▶ [Passage]
Fast Life is the fourth studio album by American rapper Paul Wall. It was released on May 12, 2009, by Swishahouse, Asylum Records and Warner Bros. Records.

Background
Rapper Paul Wall spoke about the album Fast Life, about taking something stronger than his previous albums, with both his lyrics and its production; as well as cover several more topics:

I really stepped it up a lot lyrically because I wanted this record to show real strength and emotion because y'all know Rap is so deep at times and I took that opportunity to just write lyrics that told my story and showed people that I mean something deep which y'all never really realised but now realise, also on the production side we really stepped it up a lot. We worked with a lot of new producers, a lot of new artists that I didn't work with in the past, so they'll get to see a lot of different vibes that they might have not seen with me with past albums. Subject matter we went a little more in-depth, talked about a lot of different things that I never really spoke on—I might have mentioned it here and there but never really made whole songs about. I had a lot of fun working on the album.

▶ [Problem set]
1. Name every record label that the article on Paul Wall's Fast Life says released the album.
2. Write the next part of the article on Paul Wall's Fast Life, picking up right after its final sentence.
The data after this point is separate material and has no connection to the article on Paul Wall's album.

▶ [Material provided]
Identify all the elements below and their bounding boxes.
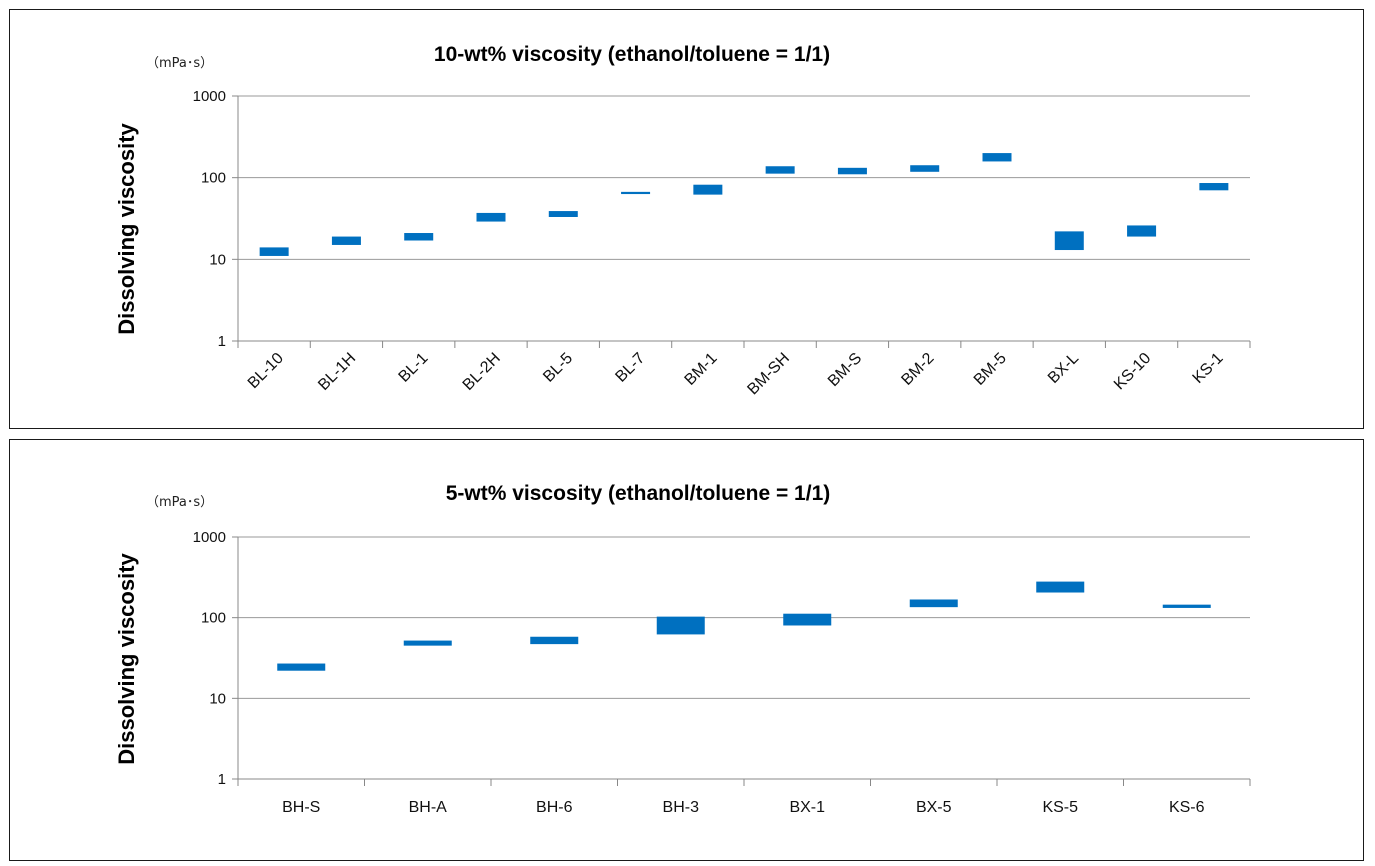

▶ [Responses]
1. Swishahouse, Asylum Records, Warner Bros. Records

2.
"You're going to hear in-depth topics," he says, adding that he's been recording nonstop for the album for the last two years, a feat that has given him more than 50 songs to choose from. "You'll hear some stuff that you might not be used to hearing."

Singles
The album's lead single "Bizzy Body" featuring Webbie and Mouse, who is the producer by the latter on this track. It was released on December 2, 2008. The music video premiered on March 27, 2009 via MySpace.

The album's second single "Lemon Drop" featuring Baby Bash, was released on the same day as the music video on July 13, 2009.

The album's third single "Got to Get It" premiered on July 23, 2009, along with the accompanying music video.

The album's fourth single "I Need Mo" featuring Kobe, was released on the same day as the music video on September 24, 2009. With Paul Wall himself, he said that it was shot and filmed through his iPhone.

Track listing

Sample credits
"Daddy Wasn't Home" contains a sample of "Mama Raised Me" performed by Master P.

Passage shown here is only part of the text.